GOAL OF THE EXERCISE: Tally up the lines that include "Interior" and state that number by itself.

begin DATASET

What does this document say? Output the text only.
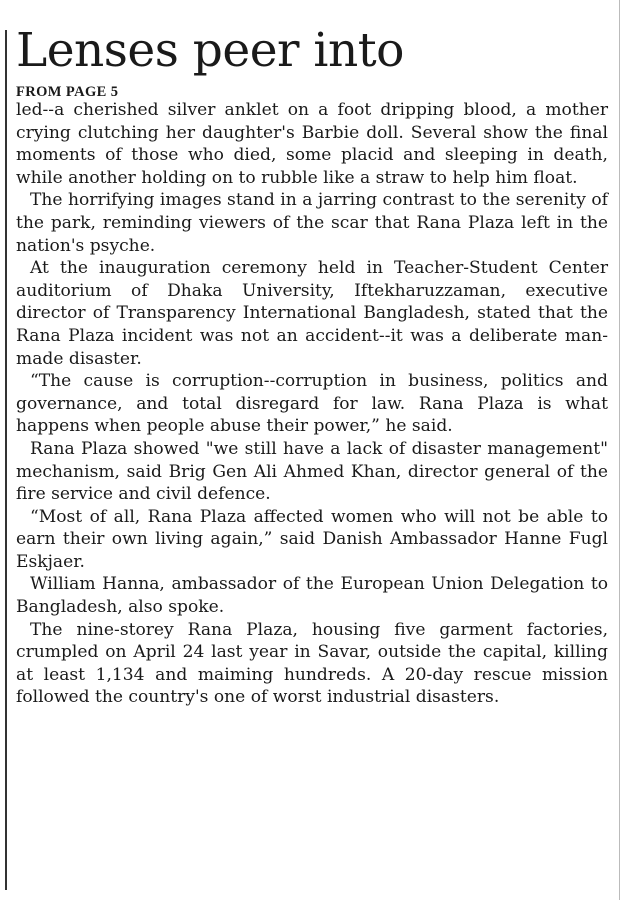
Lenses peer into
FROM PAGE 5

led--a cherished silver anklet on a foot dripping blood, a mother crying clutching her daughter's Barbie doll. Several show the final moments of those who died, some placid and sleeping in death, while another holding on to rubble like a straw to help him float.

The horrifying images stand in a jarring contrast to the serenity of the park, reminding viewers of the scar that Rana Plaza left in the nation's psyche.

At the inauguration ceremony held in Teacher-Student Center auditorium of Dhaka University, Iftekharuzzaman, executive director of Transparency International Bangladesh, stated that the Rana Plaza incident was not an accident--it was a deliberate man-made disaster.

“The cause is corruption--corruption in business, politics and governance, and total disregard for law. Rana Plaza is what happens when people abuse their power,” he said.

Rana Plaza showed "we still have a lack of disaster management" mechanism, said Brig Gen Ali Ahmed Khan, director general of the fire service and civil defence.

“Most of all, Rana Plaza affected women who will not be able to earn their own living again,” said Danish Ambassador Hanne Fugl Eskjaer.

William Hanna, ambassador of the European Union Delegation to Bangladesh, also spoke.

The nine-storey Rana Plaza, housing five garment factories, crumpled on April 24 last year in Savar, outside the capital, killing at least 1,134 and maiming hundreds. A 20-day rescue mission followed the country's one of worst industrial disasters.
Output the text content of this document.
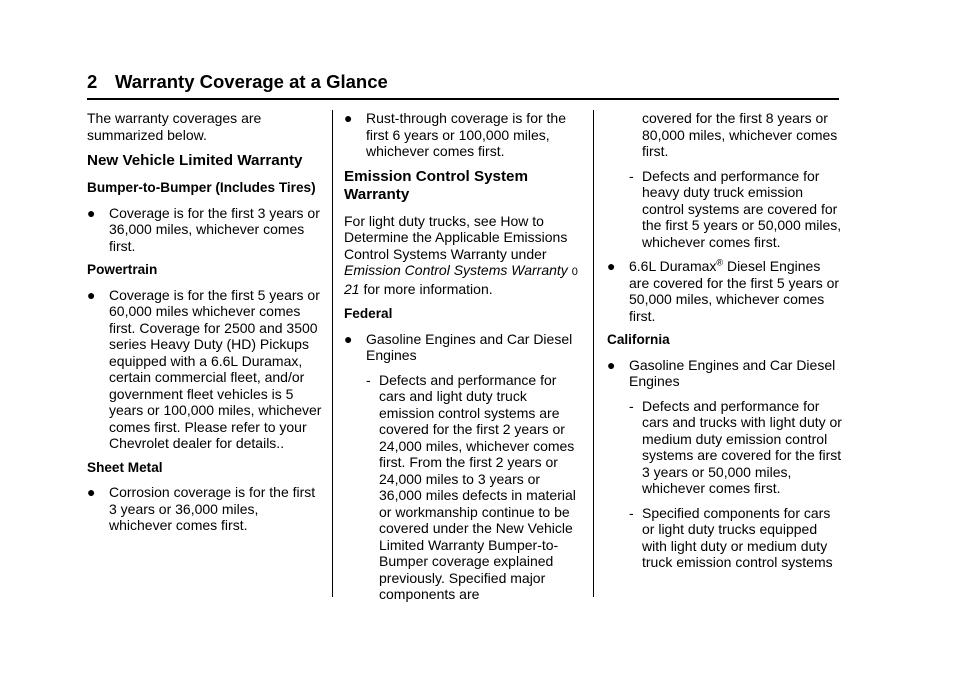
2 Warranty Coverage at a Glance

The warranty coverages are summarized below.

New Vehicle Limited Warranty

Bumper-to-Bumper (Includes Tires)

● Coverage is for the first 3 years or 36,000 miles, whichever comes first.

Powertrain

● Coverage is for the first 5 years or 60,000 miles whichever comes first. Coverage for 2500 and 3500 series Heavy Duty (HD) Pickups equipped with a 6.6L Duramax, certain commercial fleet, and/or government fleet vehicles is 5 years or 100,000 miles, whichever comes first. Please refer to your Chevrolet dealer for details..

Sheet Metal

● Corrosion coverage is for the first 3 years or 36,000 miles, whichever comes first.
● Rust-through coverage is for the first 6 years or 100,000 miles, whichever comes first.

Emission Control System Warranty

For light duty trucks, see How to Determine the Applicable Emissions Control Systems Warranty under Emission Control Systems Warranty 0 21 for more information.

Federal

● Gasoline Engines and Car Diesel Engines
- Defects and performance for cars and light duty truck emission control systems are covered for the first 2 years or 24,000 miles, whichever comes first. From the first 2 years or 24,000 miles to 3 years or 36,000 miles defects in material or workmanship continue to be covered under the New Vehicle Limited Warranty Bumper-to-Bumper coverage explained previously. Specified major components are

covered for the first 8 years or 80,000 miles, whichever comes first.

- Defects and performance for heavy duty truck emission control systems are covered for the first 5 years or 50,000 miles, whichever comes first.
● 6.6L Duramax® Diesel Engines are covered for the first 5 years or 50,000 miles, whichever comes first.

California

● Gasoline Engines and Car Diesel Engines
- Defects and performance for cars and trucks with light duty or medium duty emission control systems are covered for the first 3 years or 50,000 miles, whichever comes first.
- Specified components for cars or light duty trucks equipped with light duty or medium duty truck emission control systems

end DATASET
begin DATASET

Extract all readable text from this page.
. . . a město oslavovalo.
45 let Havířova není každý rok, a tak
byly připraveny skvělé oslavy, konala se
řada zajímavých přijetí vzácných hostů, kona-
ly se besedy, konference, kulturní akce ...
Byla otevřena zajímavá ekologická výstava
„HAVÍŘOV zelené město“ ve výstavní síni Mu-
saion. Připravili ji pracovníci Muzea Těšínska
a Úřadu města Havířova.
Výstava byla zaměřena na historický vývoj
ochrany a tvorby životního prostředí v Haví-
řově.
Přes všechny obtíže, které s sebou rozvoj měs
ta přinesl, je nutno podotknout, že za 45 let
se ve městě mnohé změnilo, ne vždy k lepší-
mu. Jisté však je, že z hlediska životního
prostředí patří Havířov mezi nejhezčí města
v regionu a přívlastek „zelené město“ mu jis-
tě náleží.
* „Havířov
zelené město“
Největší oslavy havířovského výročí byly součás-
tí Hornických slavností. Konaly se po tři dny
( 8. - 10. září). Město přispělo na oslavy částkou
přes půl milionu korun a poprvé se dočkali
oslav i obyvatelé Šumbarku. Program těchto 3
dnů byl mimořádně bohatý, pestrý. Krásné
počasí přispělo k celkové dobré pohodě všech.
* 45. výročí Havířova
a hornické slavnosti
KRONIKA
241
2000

end DATASET
begin DATASET

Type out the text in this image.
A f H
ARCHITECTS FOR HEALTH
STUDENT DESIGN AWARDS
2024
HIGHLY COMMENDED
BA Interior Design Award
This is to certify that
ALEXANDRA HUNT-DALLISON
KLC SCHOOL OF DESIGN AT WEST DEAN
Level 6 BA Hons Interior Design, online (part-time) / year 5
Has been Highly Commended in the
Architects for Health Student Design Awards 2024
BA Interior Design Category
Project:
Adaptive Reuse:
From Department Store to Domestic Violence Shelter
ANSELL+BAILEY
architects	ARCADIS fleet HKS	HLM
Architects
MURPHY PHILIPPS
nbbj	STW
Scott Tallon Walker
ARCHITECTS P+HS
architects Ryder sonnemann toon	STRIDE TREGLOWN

end DATASET

RIGHT ANSWER: 3